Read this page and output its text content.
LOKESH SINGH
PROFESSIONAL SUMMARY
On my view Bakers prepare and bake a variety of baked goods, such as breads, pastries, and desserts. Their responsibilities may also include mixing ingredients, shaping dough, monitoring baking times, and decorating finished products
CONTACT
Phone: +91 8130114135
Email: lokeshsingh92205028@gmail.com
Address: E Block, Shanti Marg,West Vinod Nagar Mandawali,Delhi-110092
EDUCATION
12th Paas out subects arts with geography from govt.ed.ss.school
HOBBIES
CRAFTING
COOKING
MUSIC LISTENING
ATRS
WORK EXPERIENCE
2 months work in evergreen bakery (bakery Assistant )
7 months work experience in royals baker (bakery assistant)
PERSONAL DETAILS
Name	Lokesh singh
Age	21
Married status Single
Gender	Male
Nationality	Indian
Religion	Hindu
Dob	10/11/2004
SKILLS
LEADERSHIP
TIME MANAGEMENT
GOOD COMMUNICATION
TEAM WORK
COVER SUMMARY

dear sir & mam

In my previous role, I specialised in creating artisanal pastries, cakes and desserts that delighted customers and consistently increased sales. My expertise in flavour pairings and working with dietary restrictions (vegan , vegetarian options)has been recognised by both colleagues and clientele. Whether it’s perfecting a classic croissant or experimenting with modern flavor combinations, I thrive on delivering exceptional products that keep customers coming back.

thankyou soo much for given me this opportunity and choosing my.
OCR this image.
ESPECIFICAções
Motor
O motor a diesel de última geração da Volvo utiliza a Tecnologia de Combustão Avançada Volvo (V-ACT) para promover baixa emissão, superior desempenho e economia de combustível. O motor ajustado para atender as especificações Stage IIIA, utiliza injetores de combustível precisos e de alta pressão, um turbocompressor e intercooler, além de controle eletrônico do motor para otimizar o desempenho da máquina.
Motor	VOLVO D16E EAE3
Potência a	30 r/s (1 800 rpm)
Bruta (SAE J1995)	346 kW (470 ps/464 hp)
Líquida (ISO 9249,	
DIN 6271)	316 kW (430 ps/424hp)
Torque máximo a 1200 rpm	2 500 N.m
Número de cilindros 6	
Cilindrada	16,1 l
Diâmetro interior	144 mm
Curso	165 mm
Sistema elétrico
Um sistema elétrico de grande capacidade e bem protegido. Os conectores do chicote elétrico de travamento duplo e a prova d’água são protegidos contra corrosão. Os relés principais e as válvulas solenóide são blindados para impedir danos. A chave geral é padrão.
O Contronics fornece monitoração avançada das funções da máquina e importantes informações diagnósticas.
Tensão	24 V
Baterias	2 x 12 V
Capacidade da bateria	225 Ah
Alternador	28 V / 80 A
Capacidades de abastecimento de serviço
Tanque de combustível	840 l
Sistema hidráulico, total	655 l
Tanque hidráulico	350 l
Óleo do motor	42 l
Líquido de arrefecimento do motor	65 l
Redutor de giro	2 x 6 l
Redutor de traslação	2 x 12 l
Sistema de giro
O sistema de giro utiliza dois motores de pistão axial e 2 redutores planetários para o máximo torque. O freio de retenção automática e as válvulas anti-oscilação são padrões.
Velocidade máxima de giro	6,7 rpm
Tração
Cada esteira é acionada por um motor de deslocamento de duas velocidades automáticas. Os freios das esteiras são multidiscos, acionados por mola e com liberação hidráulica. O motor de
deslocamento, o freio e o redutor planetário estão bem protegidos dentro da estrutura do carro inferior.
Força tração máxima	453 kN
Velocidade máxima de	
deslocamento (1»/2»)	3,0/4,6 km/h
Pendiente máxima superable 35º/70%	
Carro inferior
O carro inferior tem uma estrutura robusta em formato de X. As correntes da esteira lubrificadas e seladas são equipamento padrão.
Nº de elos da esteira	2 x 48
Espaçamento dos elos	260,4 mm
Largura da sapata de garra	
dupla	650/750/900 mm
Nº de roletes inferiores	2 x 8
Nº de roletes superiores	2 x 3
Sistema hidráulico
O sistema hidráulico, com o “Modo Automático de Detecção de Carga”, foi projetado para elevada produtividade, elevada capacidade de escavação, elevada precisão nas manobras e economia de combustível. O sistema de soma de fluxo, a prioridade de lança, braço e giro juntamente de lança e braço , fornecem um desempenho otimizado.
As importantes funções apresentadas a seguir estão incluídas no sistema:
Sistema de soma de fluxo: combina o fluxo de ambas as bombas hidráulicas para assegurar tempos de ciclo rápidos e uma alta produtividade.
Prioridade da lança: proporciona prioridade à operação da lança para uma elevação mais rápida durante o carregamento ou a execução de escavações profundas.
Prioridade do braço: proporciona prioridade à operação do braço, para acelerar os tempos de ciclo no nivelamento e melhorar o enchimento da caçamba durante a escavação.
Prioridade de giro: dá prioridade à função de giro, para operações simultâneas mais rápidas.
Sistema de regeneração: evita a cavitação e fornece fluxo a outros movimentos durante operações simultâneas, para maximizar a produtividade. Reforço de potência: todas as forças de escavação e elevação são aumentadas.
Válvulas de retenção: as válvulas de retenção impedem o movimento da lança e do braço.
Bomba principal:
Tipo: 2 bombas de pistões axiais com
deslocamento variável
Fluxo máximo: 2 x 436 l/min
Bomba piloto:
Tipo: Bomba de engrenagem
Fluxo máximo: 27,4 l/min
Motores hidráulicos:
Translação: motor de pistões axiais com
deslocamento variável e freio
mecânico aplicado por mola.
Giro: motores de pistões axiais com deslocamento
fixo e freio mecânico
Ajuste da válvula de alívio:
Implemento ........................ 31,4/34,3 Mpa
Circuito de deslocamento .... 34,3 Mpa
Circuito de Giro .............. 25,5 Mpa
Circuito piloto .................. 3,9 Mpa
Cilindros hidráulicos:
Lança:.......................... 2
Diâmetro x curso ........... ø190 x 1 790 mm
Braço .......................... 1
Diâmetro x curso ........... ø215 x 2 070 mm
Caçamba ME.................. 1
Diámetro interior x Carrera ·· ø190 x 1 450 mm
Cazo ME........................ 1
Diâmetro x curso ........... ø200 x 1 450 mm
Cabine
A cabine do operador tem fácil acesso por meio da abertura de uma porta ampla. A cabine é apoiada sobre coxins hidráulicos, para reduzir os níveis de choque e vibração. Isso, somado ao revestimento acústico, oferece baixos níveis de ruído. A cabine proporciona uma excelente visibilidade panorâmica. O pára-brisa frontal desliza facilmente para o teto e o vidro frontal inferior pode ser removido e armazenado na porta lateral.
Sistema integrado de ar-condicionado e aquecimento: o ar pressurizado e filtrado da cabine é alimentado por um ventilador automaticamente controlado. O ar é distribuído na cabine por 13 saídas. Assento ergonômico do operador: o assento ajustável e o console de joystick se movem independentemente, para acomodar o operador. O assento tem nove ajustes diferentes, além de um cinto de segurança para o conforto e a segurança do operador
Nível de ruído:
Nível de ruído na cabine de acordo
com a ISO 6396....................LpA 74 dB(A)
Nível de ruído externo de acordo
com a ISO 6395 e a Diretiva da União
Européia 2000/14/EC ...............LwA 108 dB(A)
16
....
**Direction:** Each record above should be restated word for word.

**Task output:**
Read this page and output its text content.
LOKESH SINGH
PROFESSIONAL SUMMARY
On my view Bakers prepare and bake a variety of baked goods, such as breads, pastries, and desserts. Their responsibilities may also include mixing ingredients, shaping dough, monitoring baking times, and decorating finished products
CONTACT
Phone: +91 8130114135
Email: lokeshsingh92205028@gmail.com
Address: E Block, Shanti Marg,West Vinod Nagar Mandawali,Delhi-110092
EDUCATION
12th Paas out subects arts with geography from govt.ed.ss.school
HOBBIES
CRAFTING
COOKING
MUSIC LISTENING
ATRS
WORK EXPERIENCE
2 months work in evergreen bakery (bakery Assistant )
7 months work experience in royals baker (bakery assistant)
PERSONAL DETAILS
Name	Lokesh singh
Age	21
Married status Single
Gender	Male
Nationality	Indian
Religion	Hindu
Dob	10/11/2004
SKILLS
LEADERSHIP
TIME MANAGEMENT
GOOD COMMUNICATION
TEAM WORK
COVER SUMMARY

dear sir & mam

In my previous role, I specialised in creating artisanal pastries, cakes and desserts that delighted customers and consistently increased sales. My expertise in flavour pairings and working with dietary restrictions (vegan , vegetarian options)has been recognised by both colleagues and clientele. Whether it’s perfecting a classic croissant or experimenting with modern flavor combinations, I thrive on delivering exceptional products that keep customers coming back.

thankyou soo much for given me this opportunity and choosing my.
OCR this image.
ESPECIFICAções
Motor
O motor a diesel de última geração da Volvo utiliza a Tecnologia de Combustão Avançada Volvo (V-ACT) para promover baixa emissão, superior desempenho e economia de combustível. O motor ajustado para atender as especificações Stage IIIA, utiliza injetores de combustível precisos e de alta pressão, um turbocompressor e intercooler, além de controle eletrônico do motor para otimizar o desempenho da máquina.
Motor	VOLVO D16E EAE3
Potência a	30 r/s (1 800 rpm)
Bruta (SAE J1995)	346 kW (470 ps/464 hp)
Líquida (ISO 9249,	
DIN 6271)	316 kW (430 ps/424hp)
Torque máximo a 1200 rpm	2 500 N.m
Número de cilindros 6	
Cilindrada	16,1 l
Diâmetro interior	144 mm
Curso	165 mm
Sistema elétrico
Um sistema elétrico de grande capacidade e bem protegido. Os conectores do chicote elétrico de travamento duplo e a prova d’água são protegidos contra corrosão. Os relés principais e as válvulas solenóide são blindados para impedir danos. A chave geral é padrão.
O Contronics fornece monitoração avançada das funções da máquina e importantes informações diagnósticas.
Tensão	24 V
Baterias	2 x 12 V
Capacidade da bateria	225 Ah
Alternador	28 V / 80 A
Capacidades de abastecimento de serviço
Tanque de combustível	840 l
Sistema hidráulico, total	655 l
Tanque hidráulico	350 l
Óleo do motor	42 l
Líquido de arrefecimento do motor	65 l
Redutor de giro	2 x 6 l
Redutor de traslação	2 x 12 l
Sistema de giro
O sistema de giro utiliza dois motores de pistão axial e 2 redutores planetários para o máximo torque. O freio de retenção automática e as válvulas anti-oscilação são padrões.
Velocidade máxima de giro	6,7 rpm
Tração
Cada esteira é acionada por um motor de deslocamento de duas velocidades automáticas. Os freios das esteiras são multidiscos, acionados por mola e com liberação hidráulica. O motor de
deslocamento, o freio e o redutor planetário estão bem protegidos dentro da estrutura do carro inferior.
Força tração máxima	453 kN
Velocidade máxima de	
deslocamento (1»/2»)	3,0/4,6 km/h
Pendiente máxima superable 35º/70%	
Carro inferior
O carro inferior tem uma estrutura robusta em formato de X. As correntes da esteira lubrificadas e seladas são equipamento padrão.
Nº de elos da esteira	2 x 48
Espaçamento dos elos	260,4 mm
Largura da sapata de garra	
dupla	650/750/900 mm
Nº de roletes inferiores	2 x 8
Nº de roletes superiores	2 x 3
Sistema hidráulico
O sistema hidráulico, com o “Modo Automático de Detecção de Carga”, foi projetado para elevada produtividade, elevada capacidade de escavação, elevada precisão nas manobras e economia de combustível. O sistema de soma de fluxo, a prioridade de lança, braço e giro juntamente de lança e braço , fornecem um desempenho otimizado.
As importantes funções apresentadas a seguir estão incluídas no sistema:
Sistema de soma de fluxo: combina o fluxo de ambas as bombas hidráulicas para assegurar tempos de ciclo rápidos e uma alta produtividade.
Prioridade da lança: proporciona prioridade à operação da lança para uma elevação mais rápida durante o carregamento ou a execução de escavações profundas.
Prioridade do braço: proporciona prioridade à operação do braço, para acelerar os tempos de ciclo no nivelamento e melhorar o enchimento da caçamba durante a escavação.
Prioridade de giro: dá prioridade à função de giro, para operações simultâneas mais rápidas.
Sistema de regeneração: evita a cavitação e fornece fluxo a outros movimentos durante operações simultâneas, para maximizar a produtividade. Reforço de potência: todas as forças de escavação e elevação são aumentadas.
Válvulas de retenção: as válvulas de retenção impedem o movimento da lança e do braço.
Bomba principal:
Tipo: 2 bombas de pistões axiais com
deslocamento variável
Fluxo máximo: 2 x 436 l/min
Bomba piloto:
Tipo: Bomba de engrenagem
Fluxo máximo: 27,4 l/min
Motores hidráulicos:
Translação: motor de pistões axiais com
deslocamento variável e freio
mecânico aplicado por mola.
Giro: motores de pistões axiais com deslocamento
fixo e freio mecânico
Ajuste da válvula de alívio:
Implemento ........................ 31,4/34,3 Mpa
Circuito de deslocamento .... 34,3 Mpa
Circuito de Giro .............. 25,5 Mpa
Circuito piloto .................. 3,9 Mpa
Cilindros hidráulicos:
Lança:.......................... 2
Diâmetro x curso ........... ø190 x 1 790 mm
Braço .......................... 1
Diâmetro x curso ........... ø215 x 2 070 mm
Caçamba ME.................. 1
Diámetro interior x Carrera ·· ø190 x 1 450 mm
Cazo ME........................ 1
Diâmetro x curso ........... ø200 x 1 450 mm
Cabine
A cabine do operador tem fácil acesso por meio da abertura de uma porta ampla. A cabine é apoiada sobre coxins hidráulicos, para reduzir os níveis de choque e vibração. Isso, somado ao revestimento acústico, oferece baixos níveis de ruído. A cabine proporciona uma excelente visibilidade panorâmica. O pára-brisa frontal desliza facilmente para o teto e o vidro frontal inferior pode ser removido e armazenado na porta lateral.
Sistema integrado de ar-condicionado e aquecimento: o ar pressurizado e filtrado da cabine é alimentado por um ventilador automaticamente controlado. O ar é distribuído na cabine por 13 saídas. Assento ergonômico do operador: o assento ajustável e o console de joystick se movem independentemente, para acomodar o operador. O assento tem nove ajustes diferentes, além de um cinto de segurança para o conforto e a segurança do operador
Nível de ruído:
Nível de ruído na cabine de acordo
com a ISO 6396....................LpA 74 dB(A)
Nível de ruído externo de acordo
com a ISO 6395 e a Diretiva da União
Européia 2000/14/EC ...............LwA 108 dB(A)
16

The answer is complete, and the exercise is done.